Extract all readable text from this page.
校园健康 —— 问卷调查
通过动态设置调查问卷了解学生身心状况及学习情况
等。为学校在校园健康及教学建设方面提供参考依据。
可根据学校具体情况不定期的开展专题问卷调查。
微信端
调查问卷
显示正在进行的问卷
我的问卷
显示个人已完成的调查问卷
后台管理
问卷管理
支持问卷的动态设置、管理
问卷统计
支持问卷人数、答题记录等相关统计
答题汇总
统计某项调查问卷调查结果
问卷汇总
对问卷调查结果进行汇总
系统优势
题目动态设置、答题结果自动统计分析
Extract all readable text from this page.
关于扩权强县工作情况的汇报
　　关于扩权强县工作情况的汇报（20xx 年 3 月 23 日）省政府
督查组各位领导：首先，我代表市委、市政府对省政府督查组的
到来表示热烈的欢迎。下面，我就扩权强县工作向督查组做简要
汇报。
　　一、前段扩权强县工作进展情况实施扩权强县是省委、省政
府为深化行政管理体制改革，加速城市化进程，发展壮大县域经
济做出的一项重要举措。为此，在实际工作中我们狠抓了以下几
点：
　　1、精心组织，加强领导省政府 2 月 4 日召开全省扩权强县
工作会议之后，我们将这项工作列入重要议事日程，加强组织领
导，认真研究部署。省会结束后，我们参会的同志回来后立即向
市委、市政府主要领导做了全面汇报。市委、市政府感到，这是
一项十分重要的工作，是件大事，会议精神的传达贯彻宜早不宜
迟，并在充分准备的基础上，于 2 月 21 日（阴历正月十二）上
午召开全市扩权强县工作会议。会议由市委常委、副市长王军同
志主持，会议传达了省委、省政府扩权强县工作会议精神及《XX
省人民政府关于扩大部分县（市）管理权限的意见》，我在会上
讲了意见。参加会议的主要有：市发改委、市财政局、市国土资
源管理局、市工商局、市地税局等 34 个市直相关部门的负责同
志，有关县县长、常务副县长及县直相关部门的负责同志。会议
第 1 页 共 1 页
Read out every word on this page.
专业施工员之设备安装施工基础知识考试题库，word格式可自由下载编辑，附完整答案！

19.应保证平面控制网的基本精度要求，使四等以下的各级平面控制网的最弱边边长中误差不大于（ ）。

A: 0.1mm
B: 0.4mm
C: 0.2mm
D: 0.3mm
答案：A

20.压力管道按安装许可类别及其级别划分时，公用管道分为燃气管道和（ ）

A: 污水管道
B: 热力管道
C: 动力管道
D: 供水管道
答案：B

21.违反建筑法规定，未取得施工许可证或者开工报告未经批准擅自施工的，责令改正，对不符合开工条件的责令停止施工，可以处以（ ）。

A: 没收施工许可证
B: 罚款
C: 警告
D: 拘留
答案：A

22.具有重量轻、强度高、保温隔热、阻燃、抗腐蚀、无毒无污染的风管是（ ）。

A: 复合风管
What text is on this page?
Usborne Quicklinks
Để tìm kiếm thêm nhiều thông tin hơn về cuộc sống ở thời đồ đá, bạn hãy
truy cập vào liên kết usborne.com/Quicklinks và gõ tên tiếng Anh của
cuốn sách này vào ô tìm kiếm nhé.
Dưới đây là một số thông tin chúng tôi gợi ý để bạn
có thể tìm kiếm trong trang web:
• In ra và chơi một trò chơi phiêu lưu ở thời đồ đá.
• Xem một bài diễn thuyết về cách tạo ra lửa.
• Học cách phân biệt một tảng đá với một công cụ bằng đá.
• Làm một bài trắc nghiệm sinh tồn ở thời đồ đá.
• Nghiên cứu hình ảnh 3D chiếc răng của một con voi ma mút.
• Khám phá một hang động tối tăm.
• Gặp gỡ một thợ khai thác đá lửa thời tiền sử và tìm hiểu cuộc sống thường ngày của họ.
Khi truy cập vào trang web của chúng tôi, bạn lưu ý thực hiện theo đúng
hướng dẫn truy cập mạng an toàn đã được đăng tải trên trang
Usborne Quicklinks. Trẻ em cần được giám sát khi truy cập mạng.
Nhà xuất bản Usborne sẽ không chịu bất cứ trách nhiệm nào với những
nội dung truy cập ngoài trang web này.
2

____________

> TASK TO COMPLETE:
Write out the data again, exactly and in full.

> IN RESPONSE:
Extract all readable text from this page.
校园健康 —— 问卷调查
通过动态设置调查问卷了解学生身心状况及学习情况
等。为学校在校园健康及教学建设方面提供参考依据。
可根据学校具体情况不定期的开展专题问卷调查。
微信端
调查问卷
显示正在进行的问卷
我的问卷
显示个人已完成的调查问卷
后台管理
问卷管理
支持问卷的动态设置、管理
问卷统计
支持问卷人数、答题记录等相关统计
答题汇总
统计某项调查问卷调查结果
问卷汇总
对问卷调查结果进行汇总
系统优势
题目动态设置、答题结果自动统计分析
Extract all readable text from this page.
关于扩权强县工作情况的汇报
　　关于扩权强县工作情况的汇报（20xx 年 3 月 23 日）省政府
督查组各位领导：首先，我代表市委、市政府对省政府督查组的
到来表示热烈的欢迎。下面，我就扩权强县工作向督查组做简要
汇报。
　　一、前段扩权强县工作进展情况实施扩权强县是省委、省政
府为深化行政管理体制改革，加速城市化进程，发展壮大县域经
济做出的一项重要举措。为此，在实际工作中我们狠抓了以下几
点：
　　1、精心组织，加强领导省政府 2 月 4 日召开全省扩权强县
工作会议之后，我们将这项工作列入重要议事日程，加强组织领
导，认真研究部署。省会结束后，我们参会的同志回来后立即向
市委、市政府主要领导做了全面汇报。市委、市政府感到，这是
一项十分重要的工作，是件大事，会议精神的传达贯彻宜早不宜
迟，并在充分准备的基础上，于 2 月 21 日（阴历正月十二）上
午召开全市扩权强县工作会议。会议由市委常委、副市长王军同
志主持，会议传达了省委、省政府扩权强县工作会议精神及《XX
省人民政府关于扩大部分县（市）管理权限的意见》，我在会上
讲了意见。参加会议的主要有：市发改委、市财政局、市国土资
源管理局、市工商局、市地税局等 34 个市直相关部门的负责同
志，有关县县长、常务副县长及县直相关部门的负责同志。会议
第 1 页 共 1 页
Read out every word on this page.
专业施工员之设备安装施工基础知识考试题库，word格式可自由下载编辑，附完整答案！

19.应保证平面控制网的基本精度要求，使四等以下的各级平面控制网的最弱边边长中误差不大于（ ）。

A: 0.1mm
B: 0.4mm
C: 0.2mm
D: 0.3mm
答案：A

20.压力管道按安装许可类别及其级别划分时，公用管道分为燃气管道和（ ）

A: 污水管道
B: 热力管道
C: 动力管道
D: 供水管道
答案：B

21.违反建筑法规定，未取得施工许可证或者开工报告未经批准擅自施工的，责令改正，对不符合开工条件的责令停止施工，可以处以（ ）。

A: 没收施工许可证
B: 罚款
C: 警告
D: 拘留
答案：A

22.具有重量轻、强度高、保温隔热、阻燃、抗腐蚀、无毒无污染的风管是（ ）。

A: 复合风管
What text is on this page?
Usborne Quicklinks
Để tìm kiếm thêm nhiều thông tin hơn về cuộc sống ở thời đồ đá, bạn hãy
truy cập vào liên kết usborne.com/Quicklinks và gõ tên tiếng Anh của
cuốn sách này vào ô tìm kiếm nhé.
Dưới đây là một số thông tin chúng tôi gợi ý để bạn
có thể tìm kiếm trong trang web:
• In ra và chơi một trò chơi phiêu lưu ở thời đồ đá.
• Xem một bài diễn thuyết về cách tạo ra lửa.
• Học cách phân biệt một tảng đá với một công cụ bằng đá.
• Làm một bài trắc nghiệm sinh tồn ở thời đồ đá.
• Nghiên cứu hình ảnh 3D chiếc răng của một con voi ma mút.
• Khám phá một hang động tối tăm.
• Gặp gỡ một thợ khai thác đá lửa thời tiền sử và tìm hiểu cuộc sống thường ngày của họ.
Khi truy cập vào trang web của chúng tôi, bạn lưu ý thực hiện theo đúng
hướng dẫn truy cập mạng an toàn đã được đăng tải trên trang
Usborne Quicklinks. Trẻ em cần được giám sát khi truy cập mạng.
Nhà xuất bản Usborne sẽ không chịu bất cứ trách nhiệm nào với những
nội dung truy cập ngoài trang web này.
2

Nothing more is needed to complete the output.